### DIRECTION
Every record that follows must be duplicated exactly, with images left out.

[Stored items from a collection]
────────
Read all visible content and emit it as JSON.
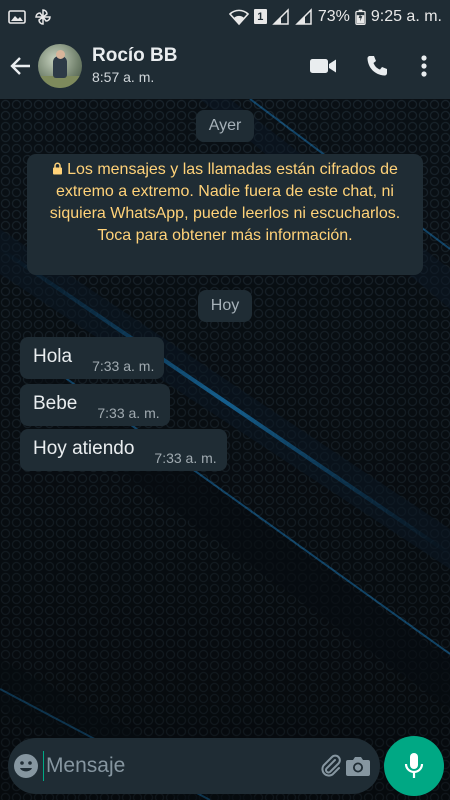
{
  "status_bar": {
    "sim_slot": "1",
    "battery": "73%",
    "time": "9:25 a. m."
  },
  "header": {
    "contact_name": "Rocío BB",
    "contact_status": "8:57 a. m."
  },
  "chat": {
    "date_yesterday": "Ayer",
    "encryption_notice": "Los mensajes y las llamadas están cifrados de extremo a extremo. Nadie fuera de este chat, ni siquiera WhatsApp, puede leerlos ni escucharlos. Toca para obtener más información.",
    "date_today": "Hoy",
    "messages": [
      {
        "text": "Hola",
        "time": "7:33 a. m."
      },
      {
        "text": "Bebe",
        "time": "7:33 a. m."
      },
      {
        "text": "Hoy atiendo",
        "time": "7:33 a. m."
      }
    ]
  },
  "composer": {
    "placeholder": "Mensaje"
  },
  "colors": {
    "bar_background": "#1f2c34",
    "bubble": "#1f2c34",
    "accent_green": "#00a884",
    "notice_text": "#ffd279"
  },
  "icons": {
    "back": "arrow-left-icon",
    "video_call": "video-camera-icon",
    "voice_call": "phone-icon",
    "menu": "more-vertical-icon",
    "emoji": "emoji-icon",
    "attach": "paperclip-icon",
    "camera": "camera-icon",
    "mic": "microphone-icon",
    "lock": "lock-icon"
  }
}
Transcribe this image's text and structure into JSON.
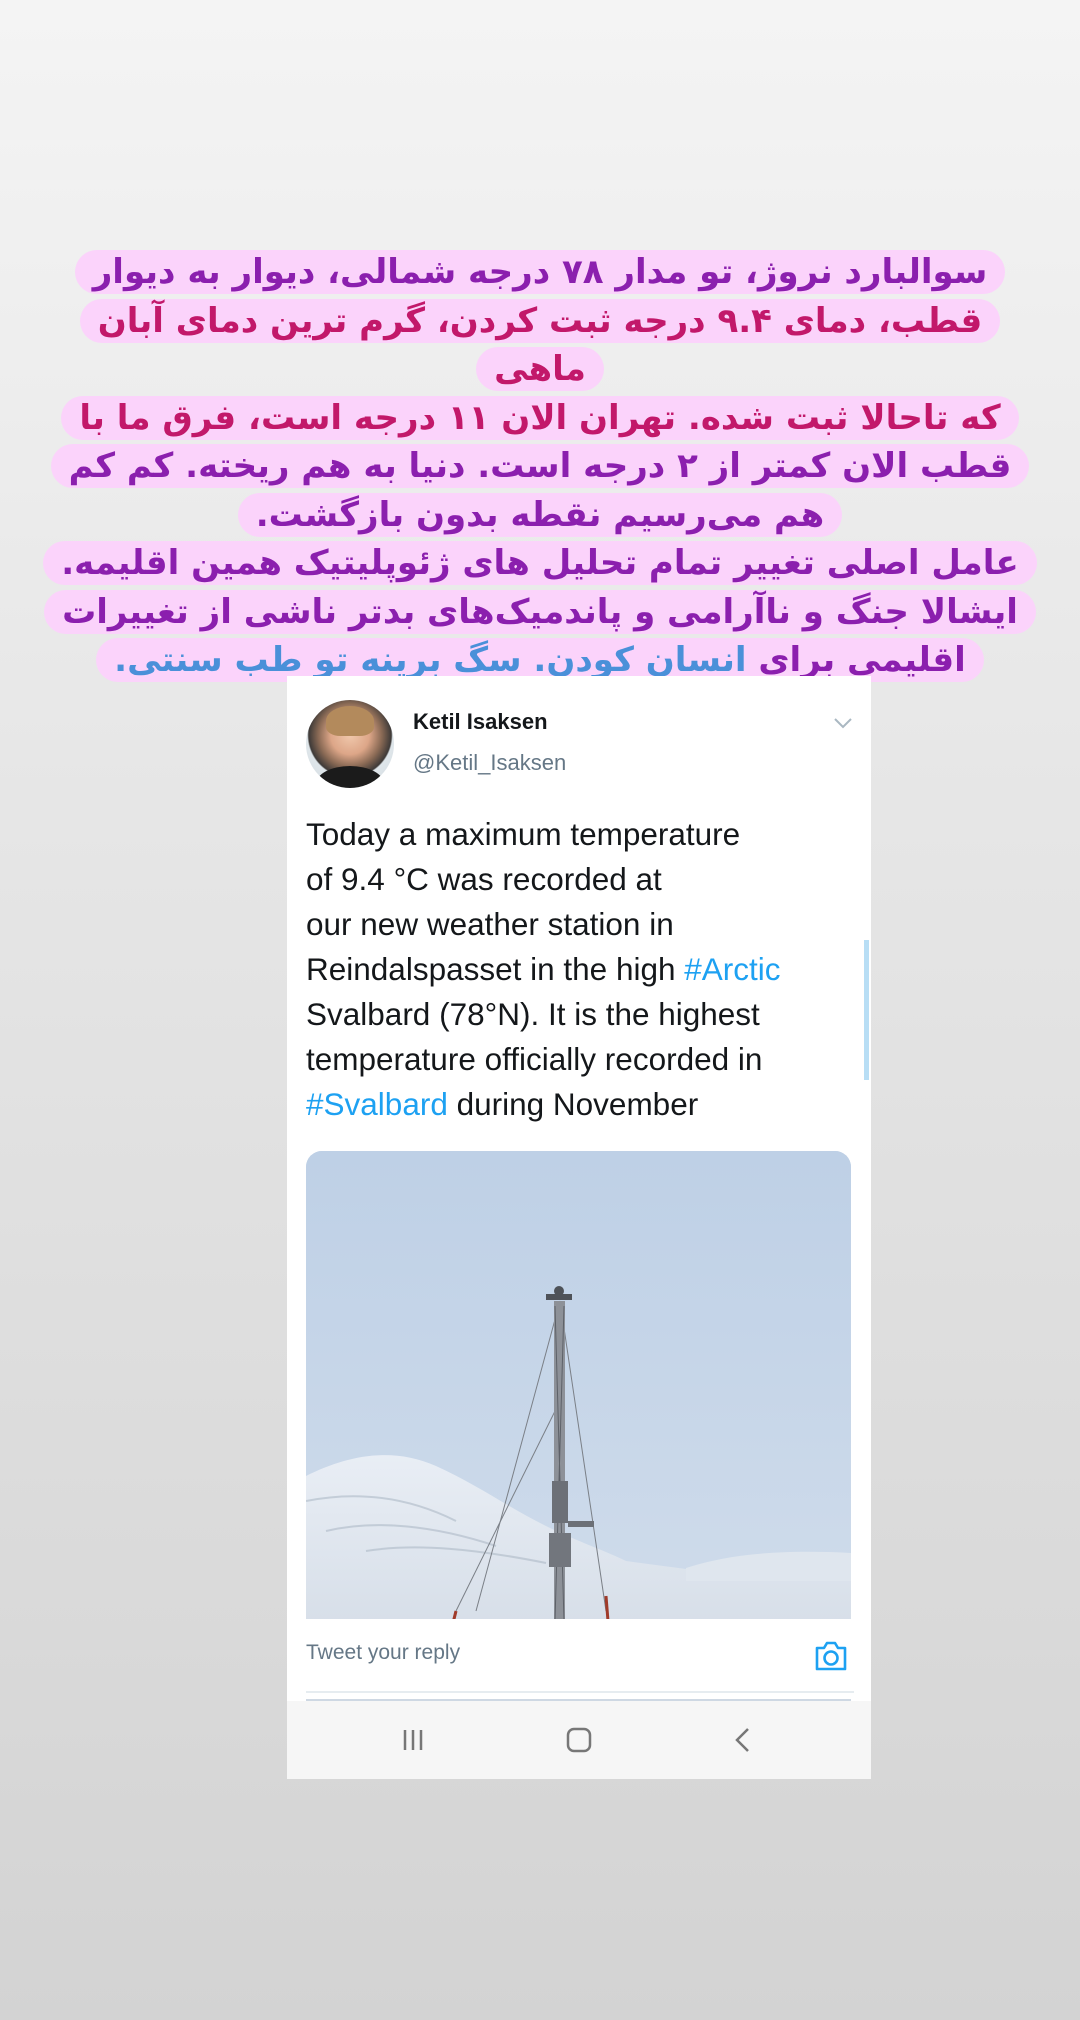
{
  "caption": {
    "lines": [
      "سوالبارد نروژ، تو مدار ۷۸ درجه شمالی، دیوار به دیوار",
      "قطب، دمای ۹.۴ درجه ثبت کردن، گرم ترین دمای آبان ماهی",
      "که تاحالا ثبت شده. تهران الان ۱۱ درجه است، فرق ما با",
      "قطب الان کمتر از ۲ درجه است. دنیا به هم ریخته. کم کم",
      "هم می‌رسیم نقطه بدون بازگشت."
    ],
    "line6": "عامل اصلی تغییر تمام تحلیل های ژئوپلیتیک همین اقلیمه.",
    "line7": "ایشالا جنگ و ناآرامی و پاندمیک‌های بدتر ناشی از تغییرات",
    "line8_a": "اقلیمی برای",
    "line8_b": "انسان کودن.",
    "line8_c": "سگ برینه تو طب سنتی."
  },
  "tweet": {
    "author_name": "Ketil Isaksen",
    "author_handle": "@Ketil_Isaksen",
    "line1": "Today a maximum temperature",
    "line2": "of 9.4 °C was recorded at",
    "line3": "our new weather station in",
    "line4_a": "Reindalspasset in the high ",
    "line4_tag": "#Arctic",
    "line5": "Svalbard (78°N). It is the highest",
    "line6": "temperature officially recorded in",
    "line7_tag": "#Svalbard",
    "line7_b": " during November"
  },
  "reply": {
    "placeholder": "Tweet your reply"
  },
  "icons": {
    "chevron": "chevron-down-icon",
    "camera": "camera-icon",
    "recents": "recent-apps-icon",
    "home": "home-icon",
    "back": "back-icon"
  },
  "colors": {
    "caption_highlight": "#fbd3fb",
    "caption_purple": "#8b1fae",
    "caption_crimson": "#c2186a",
    "caption_blue": "#4a90d9",
    "twitter_blue": "#1da1f2"
  }
}
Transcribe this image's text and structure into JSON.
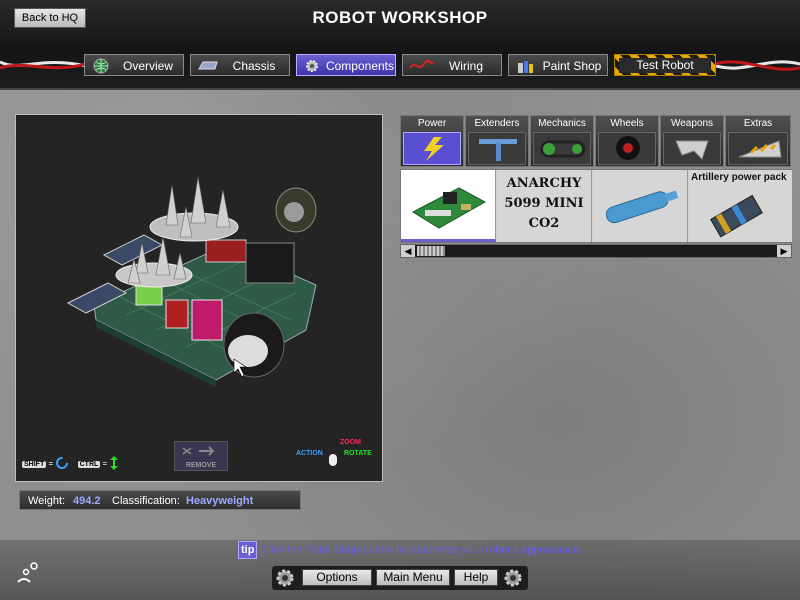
{
  "header": {
    "back_label": "Back to HQ",
    "title": "ROBOT WORKSHOP"
  },
  "nav_tabs": [
    {
      "label": "Overview",
      "icon": "globe-icon",
      "active": false
    },
    {
      "label": "Chassis",
      "icon": "chassis-icon",
      "active": false
    },
    {
      "label": "Components",
      "icon": "gear-icon",
      "active": true
    },
    {
      "label": "Wiring",
      "icon": "wire-icon",
      "active": false
    },
    {
      "label": "Paint Shop",
      "icon": "paint-can-icon",
      "active": false
    },
    {
      "label": "Test Robot",
      "icon": "",
      "active": false
    }
  ],
  "viewport": {
    "shift_key": "SHIFT",
    "ctrl_key": "CTRL",
    "remove_label": "REMOVE",
    "legend": {
      "zoom": "ZOOM",
      "action": "ACTION",
      "rotate": "ROTATE"
    }
  },
  "stats": {
    "weight_label": "Weight:",
    "weight_value": "494.2",
    "class_label": "Classification:",
    "class_value": "Heavyweight"
  },
  "categories": [
    {
      "label": "Power",
      "icon": "lightning-icon",
      "active": true
    },
    {
      "label": "Extenders",
      "icon": "t-bar-icon",
      "active": false
    },
    {
      "label": "Mechanics",
      "icon": "chain-drive-icon",
      "active": false
    },
    {
      "label": "Wheels",
      "icon": "wheel-icon",
      "active": false
    },
    {
      "label": "Weapons",
      "icon": "blade-icon",
      "active": false
    },
    {
      "label": "Extras",
      "icon": "wedge-icon",
      "active": false
    }
  ],
  "items": [
    {
      "label": "",
      "icon": "circuit-board-icon",
      "selected": true
    },
    {
      "label": "ANARCHY 5099 MINI CO2",
      "icon": "co2-text-icon",
      "selected": false
    },
    {
      "label": "",
      "icon": "gas-cylinder-icon",
      "selected": false
    },
    {
      "label": "Artillery power pack",
      "icon": "power-pack-icon",
      "selected": false
    }
  ],
  "tip": {
    "tag": "tip",
    "text": "Click the Paint Shop button to customize your robot's appearance."
  },
  "bottom_buttons": {
    "options": "Options",
    "main_menu": "Main Menu",
    "help": "Help"
  },
  "colors": {
    "accent": "#6a5fd0",
    "value_text": "#9fa8ff",
    "zoom": "#ff2a5a",
    "rotate": "#28e028",
    "action": "#3aa0ff"
  }
}
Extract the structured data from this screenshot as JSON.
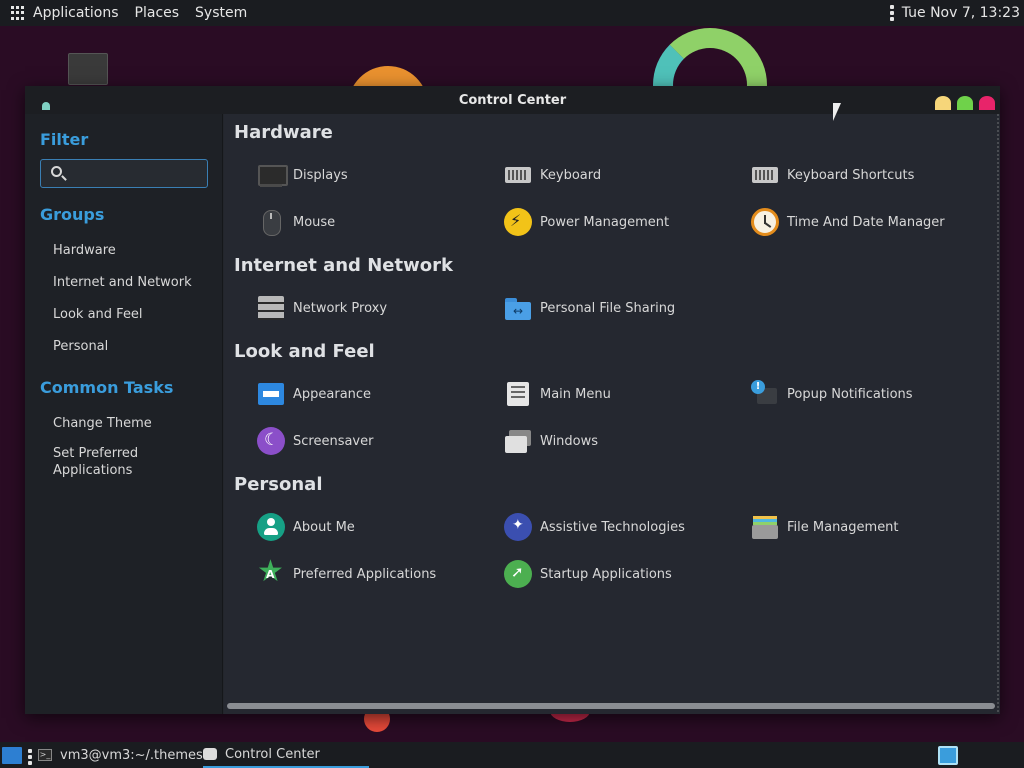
────────
### REPLY TO THE EXERCISE
Read all visible content and emit it as JSON.
{
  "status_bar": {
    "sim_slot": "1",
    "battery": "73%",
    "time": "9:25 a. m."
  },
  "header": {
    "contact_name": "Rocío BB",
    "contact_status": "8:57 a. m."
  },
  "chat": {
    "date_yesterday": "Ayer",
    "encryption_notice": "Los mensajes y las llamadas están cifrados de extremo a extremo. Nadie fuera de este chat, ni siquiera WhatsApp, puede leerlos ni escucharlos. Toca para obtener más información.",
    "date_today": "Hoy",
    "messages": [
      {
        "text": "Hola",
        "time": "7:33 a. m."
      },
      {
        "text": "Bebe",
        "time": "7:33 a. m."
      },
      {
        "text": "Hoy atiendo",
        "time": "7:33 a. m."
      }
    ]
  },
  "composer": {
    "placeholder": "Mensaje"
  },
  "colors": {
    "bar_background": "#1f2c34",
    "bubble": "#1f2c34",
    "accent_green": "#00a884",
    "notice_text": "#ffd279"
  },
  "icons": {
    "back": "arrow-left-icon",
    "video_call": "video-camera-icon",
    "voice_call": "phone-icon",
    "menu": "more-vertical-icon",
    "emoji": "emoji-icon",
    "attach": "paperclip-icon",
    "camera": "camera-icon",
    "mic": "microphone-icon",
    "lock": "lock-icon"
  }
}
Transcribe this image's text and structure into JSON.
{
  "caption": {
    "lines": [
      "سوالبارد نروژ، تو مدار ۷۸ درجه شمالی، دیوار به دیوار",
      "قطب، دمای ۹.۴ درجه ثبت کردن، گرم ترین دمای آبان ماهی",
      "که تاحالا ثبت شده. تهران الان ۱۱ درجه است، فرق ما با",
      "قطب الان کمتر از ۲ درجه است. دنیا به هم ریخته. کم کم",
      "هم می‌رسیم نقطه بدون بازگشت."
    ],
    "line6": "عامل اصلی تغییر تمام تحلیل های ژئوپلیتیک همین اقلیمه.",
    "line7": "ایشالا جنگ و ناآرامی و پاندمیک‌های بدتر ناشی از تغییرات",
    "line8_a": "اقلیمی برای",
    "line8_b": "انسان کودن.",
    "line8_c": "سگ برینه تو طب سنتی."
  },
  "tweet": {
    "author_name": "Ketil Isaksen",
    "author_handle": "@Ketil_Isaksen",
    "line1": "Today a maximum temperature",
    "line2": "of 9.4 °C was recorded at",
    "line3": "our new weather station in",
    "line4_a": "Reindalspasset in the high ",
    "line4_tag": "#Arctic",
    "line5": "Svalbard (78°N). It is the highest",
    "line6": "temperature officially recorded in",
    "line7_tag": "#Svalbard",
    "line7_b": " during November"
  },
  "reply": {
    "placeholder": "Tweet your reply"
  },
  "icons": {
    "chevron": "chevron-down-icon",
    "camera": "camera-icon",
    "recents": "recent-apps-icon",
    "home": "home-icon",
    "back": "back-icon"
  },
  "colors": {
    "caption_highlight": "#fbd3fb",
    "caption_purple": "#8b1fae",
    "caption_crimson": "#c2186a",
    "caption_blue": "#4a90d9",
    "twitter_blue": "#1da1f2"
  }
}
Transcribe this image's text and structure into JSON.
{
  "header": {
    "back_label": "Back to HQ",
    "title": "ROBOT WORKSHOP"
  },
  "nav_tabs": [
    {
      "label": "Overview",
      "icon": "globe-icon",
      "active": false
    },
    {
      "label": "Chassis",
      "icon": "chassis-icon",
      "active": false
    },
    {
      "label": "Components",
      "icon": "gear-icon",
      "active": true
    },
    {
      "label": "Wiring",
      "icon": "wire-icon",
      "active": false
    },
    {
      "label": "Paint Shop",
      "icon": "paint-can-icon",
      "active": false
    },
    {
      "label": "Test Robot",
      "icon": "",
      "active": false
    }
  ],
  "viewport": {
    "shift_key": "SHIFT",
    "ctrl_key": "CTRL",
    "remove_label": "REMOVE",
    "legend": {
      "zoom": "ZOOM",
      "action": "ACTION",
      "rotate": "ROTATE"
    }
  },
  "stats": {
    "weight_label": "Weight:",
    "weight_value": "494.2",
    "class_label": "Classification:",
    "class_value": "Heavyweight"
  },
  "categories": [
    {
      "label": "Power",
      "icon": "lightning-icon",
      "active": true
    },
    {
      "label": "Extenders",
      "icon": "t-bar-icon",
      "active": false
    },
    {
      "label": "Mechanics",
      "icon": "chain-drive-icon",
      "active": false
    },
    {
      "label": "Wheels",
      "icon": "wheel-icon",
      "active": false
    },
    {
      "label": "Weapons",
      "icon": "blade-icon",
      "active": false
    },
    {
      "label": "Extras",
      "icon": "wedge-icon",
      "active": false
    }
  ],
  "items": [
    {
      "label": "",
      "icon": "circuit-board-icon",
      "selected": true
    },
    {
      "label": "ANARCHY 5099 MINI CO2",
      "icon": "co2-text-icon",
      "selected": false
    },
    {
      "label": "",
      "icon": "gas-cylinder-icon",
      "selected": false
    },
    {
      "label": "Artillery power pack",
      "icon": "power-pack-icon",
      "selected": false
    }
  ],
  "tip": {
    "tag": "tip",
    "text": "Click the Paint Shop button to customize your robot's appearance."
  },
  "bottom_buttons": {
    "options": "Options",
    "main_menu": "Main Menu",
    "help": "Help"
  },
  "colors": {
    "accent": "#6a5fd0",
    "value_text": "#9fa8ff",
    "zoom": "#ff2a5a",
    "rotate": "#28e028",
    "action": "#3aa0ff"
  }
}
Extract the structured data from this screenshot as JSON.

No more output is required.